Figure contents as structured data
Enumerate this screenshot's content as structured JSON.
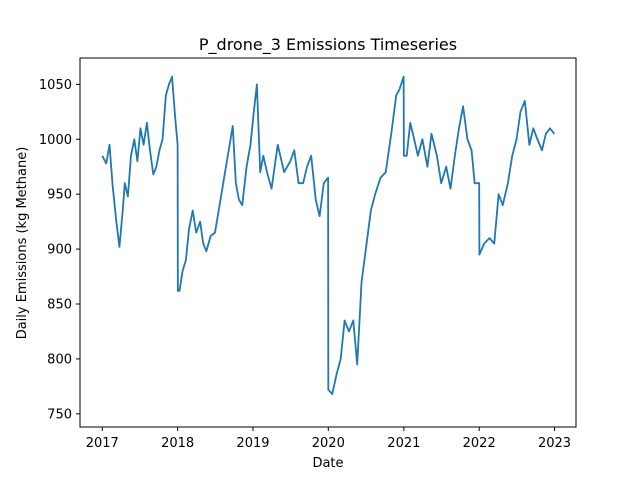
{
  "chart_data": {
    "type": "line",
    "title": "P_drone_3 Emissions Timeseries",
    "xlabel": "Date",
    "ylabel": "Daily Emissions (kg Methane)",
    "xlim": [
      "2016-09-15",
      "2023-04-15"
    ],
    "ylim": [
      738,
      1074
    ],
    "x_ticks": [
      "2017-01-01",
      "2018-01-01",
      "2019-01-01",
      "2020-01-01",
      "2021-01-01",
      "2022-01-01",
      "2023-01-01"
    ],
    "x_tick_labels": [
      "2017",
      "2018",
      "2019",
      "2020",
      "2021",
      "2022",
      "2023"
    ],
    "y_ticks": [
      750,
      800,
      850,
      900,
      950,
      1000,
      1050
    ],
    "y_tick_labels": [
      "750",
      "800",
      "850",
      "900",
      "950",
      "1000",
      "1050"
    ],
    "grid": false,
    "series": [
      {
        "color": "#1f77b4",
        "x": [
          "2017-01-01",
          "2017-01-20",
          "2017-02-05",
          "2017-02-20",
          "2017-03-10",
          "2017-03-25",
          "2017-04-10",
          "2017-04-20",
          "2017-05-05",
          "2017-05-20",
          "2017-06-05",
          "2017-06-20",
          "2017-07-05",
          "2017-07-20",
          "2017-08-05",
          "2017-08-20",
          "2017-09-05",
          "2017-09-20",
          "2017-10-05",
          "2017-10-20",
          "2017-11-05",
          "2017-11-20",
          "2017-12-05",
          "2017-12-20",
          "2018-01-01",
          "2018-01-02",
          "2018-01-10",
          "2018-01-25",
          "2018-02-10",
          "2018-02-25",
          "2018-03-15",
          "2018-04-01",
          "2018-04-20",
          "2018-05-05",
          "2018-05-20",
          "2018-06-10",
          "2018-07-01",
          "2018-08-01",
          "2018-09-01",
          "2018-09-25",
          "2018-10-10",
          "2018-10-25",
          "2018-11-10",
          "2018-12-01",
          "2018-12-20",
          "2019-01-05",
          "2019-01-20",
          "2019-02-05",
          "2019-02-20",
          "2019-03-10",
          "2019-04-01",
          "2019-05-01",
          "2019-06-01",
          "2019-07-01",
          "2019-07-20",
          "2019-08-10",
          "2019-09-01",
          "2019-09-20",
          "2019-10-10",
          "2019-11-01",
          "2019-11-20",
          "2019-12-10",
          "2019-12-31",
          "2020-01-01",
          "2020-01-20",
          "2020-02-10",
          "2020-03-01",
          "2020-03-20",
          "2020-04-10",
          "2020-05-01",
          "2020-05-20",
          "2020-06-10",
          "2020-07-01",
          "2020-07-25",
          "2020-08-15",
          "2020-09-10",
          "2020-10-05",
          "2020-11-01",
          "2020-11-25",
          "2020-12-10",
          "2020-12-31",
          "2021-01-01",
          "2021-01-15",
          "2021-02-01",
          "2021-02-20",
          "2021-03-10",
          "2021-04-01",
          "2021-04-25",
          "2021-05-15",
          "2021-06-10",
          "2021-07-01",
          "2021-07-25",
          "2021-08-15",
          "2021-09-05",
          "2021-09-25",
          "2021-10-15",
          "2021-11-05",
          "2021-11-25",
          "2021-12-10",
          "2022-01-01",
          "2022-01-02",
          "2022-01-25",
          "2022-02-20",
          "2022-03-15",
          "2022-04-05",
          "2022-04-25",
          "2022-05-20",
          "2022-06-10",
          "2022-07-01",
          "2022-07-20",
          "2022-08-10",
          "2022-09-01",
          "2022-09-20",
          "2022-10-10",
          "2022-11-01",
          "2022-11-20",
          "2022-12-10",
          "2022-12-31"
        ],
        "y": [
          985,
          978,
          995,
          958,
          925,
          902,
          935,
          960,
          948,
          985,
          1000,
          980,
          1010,
          995,
          1015,
          990,
          968,
          975,
          990,
          1000,
          1040,
          1050,
          1057,
          1020,
          995,
          862,
          862,
          880,
          890,
          918,
          935,
          915,
          925,
          905,
          898,
          912,
          915,
          950,
          985,
          1012,
          960,
          945,
          940,
          975,
          995,
          1025,
          1050,
          970,
          985,
          970,
          955,
          995,
          970,
          980,
          990,
          960,
          960,
          975,
          985,
          945,
          930,
          960,
          965,
          772,
          768,
          786,
          800,
          835,
          825,
          835,
          795,
          870,
          900,
          935,
          950,
          965,
          970,
          1005,
          1040,
          1045,
          1057,
          985,
          985,
          1015,
          1000,
          985,
          1000,
          975,
          1005,
          985,
          960,
          975,
          955,
          985,
          1010,
          1030,
          1000,
          990,
          960,
          960,
          895,
          905,
          910,
          905,
          950,
          940,
          960,
          985,
          1000,
          1025,
          1035,
          995,
          1010,
          1000,
          990,
          1005,
          1010,
          1005
        ]
      }
    ]
  }
}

## Task requirements:
Write every entry out again exactly, dropping the pictures.

## Complete output:
Enumerate this screenshot's content as structured JSON.
{
  "chart_data": {
    "type": "line",
    "title": "P_drone_3 Emissions Timeseries",
    "xlabel": "Date",
    "ylabel": "Daily Emissions (kg Methane)",
    "xlim": [
      "2016-09-15",
      "2023-04-15"
    ],
    "ylim": [
      738,
      1074
    ],
    "x_ticks": [
      "2017-01-01",
      "2018-01-01",
      "2019-01-01",
      "2020-01-01",
      "2021-01-01",
      "2022-01-01",
      "2023-01-01"
    ],
    "x_tick_labels": [
      "2017",
      "2018",
      "2019",
      "2020",
      "2021",
      "2022",
      "2023"
    ],
    "y_ticks": [
      750,
      800,
      850,
      900,
      950,
      1000,
      1050
    ],
    "y_tick_labels": [
      "750",
      "800",
      "850",
      "900",
      "950",
      "1000",
      "1050"
    ],
    "grid": false,
    "series": [
      {
        "color": "#1f77b4",
        "x": [
          "2017-01-01",
          "2017-01-20",
          "2017-02-05",
          "2017-02-20",
          "2017-03-10",
          "2017-03-25",
          "2017-04-10",
          "2017-04-20",
          "2017-05-05",
          "2017-05-20",
          "2017-06-05",
          "2017-06-20",
          "2017-07-05",
          "2017-07-20",
          "2017-08-05",
          "2017-08-20",
          "2017-09-05",
          "2017-09-20",
          "2017-10-05",
          "2017-10-20",
          "2017-11-05",
          "2017-11-20",
          "2017-12-05",
          "2017-12-20",
          "2018-01-01",
          "2018-01-02",
          "2018-01-10",
          "2018-01-25",
          "2018-02-10",
          "2018-02-25",
          "2018-03-15",
          "2018-04-01",
          "2018-04-20",
          "2018-05-05",
          "2018-05-20",
          "2018-06-10",
          "2018-07-01",
          "2018-08-01",
          "2018-09-01",
          "2018-09-25",
          "2018-10-10",
          "2018-10-25",
          "2018-11-10",
          "2018-12-01",
          "2018-12-20",
          "2019-01-05",
          "2019-01-20",
          "2019-02-05",
          "2019-02-20",
          "2019-03-10",
          "2019-04-01",
          "2019-05-01",
          "2019-06-01",
          "2019-07-01",
          "2019-07-20",
          "2019-08-10",
          "2019-09-01",
          "2019-09-20",
          "2019-10-10",
          "2019-11-01",
          "2019-11-20",
          "2019-12-10",
          "2019-12-31",
          "2020-01-01",
          "2020-01-20",
          "2020-02-10",
          "2020-03-01",
          "2020-03-20",
          "2020-04-10",
          "2020-05-01",
          "2020-05-20",
          "2020-06-10",
          "2020-07-01",
          "2020-07-25",
          "2020-08-15",
          "2020-09-10",
          "2020-10-05",
          "2020-11-01",
          "2020-11-25",
          "2020-12-10",
          "2020-12-31",
          "2021-01-01",
          "2021-01-15",
          "2021-02-01",
          "2021-02-20",
          "2021-03-10",
          "2021-04-01",
          "2021-04-25",
          "2021-05-15",
          "2021-06-10",
          "2021-07-01",
          "2021-07-25",
          "2021-08-15",
          "2021-09-05",
          "2021-09-25",
          "2021-10-15",
          "2021-11-05",
          "2021-11-25",
          "2021-12-10",
          "2022-01-01",
          "2022-01-02",
          "2022-01-25",
          "2022-02-20",
          "2022-03-15",
          "2022-04-05",
          "2022-04-25",
          "2022-05-20",
          "2022-06-10",
          "2022-07-01",
          "2022-07-20",
          "2022-08-10",
          "2022-09-01",
          "2022-09-20",
          "2022-10-10",
          "2022-11-01",
          "2022-11-20",
          "2022-12-10",
          "2022-12-31"
        ],
        "y": [
          985,
          978,
          995,
          958,
          925,
          902,
          935,
          960,
          948,
          985,
          1000,
          980,
          1010,
          995,
          1015,
          990,
          968,
          975,
          990,
          1000,
          1040,
          1050,
          1057,
          1020,
          995,
          862,
          862,
          880,
          890,
          918,
          935,
          915,
          925,
          905,
          898,
          912,
          915,
          950,
          985,
          1012,
          960,
          945,
          940,
          975,
          995,
          1025,
          1050,
          970,
          985,
          970,
          955,
          995,
          970,
          980,
          990,
          960,
          960,
          975,
          985,
          945,
          930,
          960,
          965,
          772,
          768,
          786,
          800,
          835,
          825,
          835,
          795,
          870,
          900,
          935,
          950,
          965,
          970,
          1005,
          1040,
          1045,
          1057,
          985,
          985,
          1015,
          1000,
          985,
          1000,
          975,
          1005,
          985,
          960,
          975,
          955,
          985,
          1010,
          1030,
          1000,
          990,
          960,
          960,
          895,
          905,
          910,
          905,
          950,
          940,
          960,
          985,
          1000,
          1025,
          1035,
          995,
          1010,
          1000,
          990,
          1005,
          1010,
          1005
        ]
      }
    ]
  }
}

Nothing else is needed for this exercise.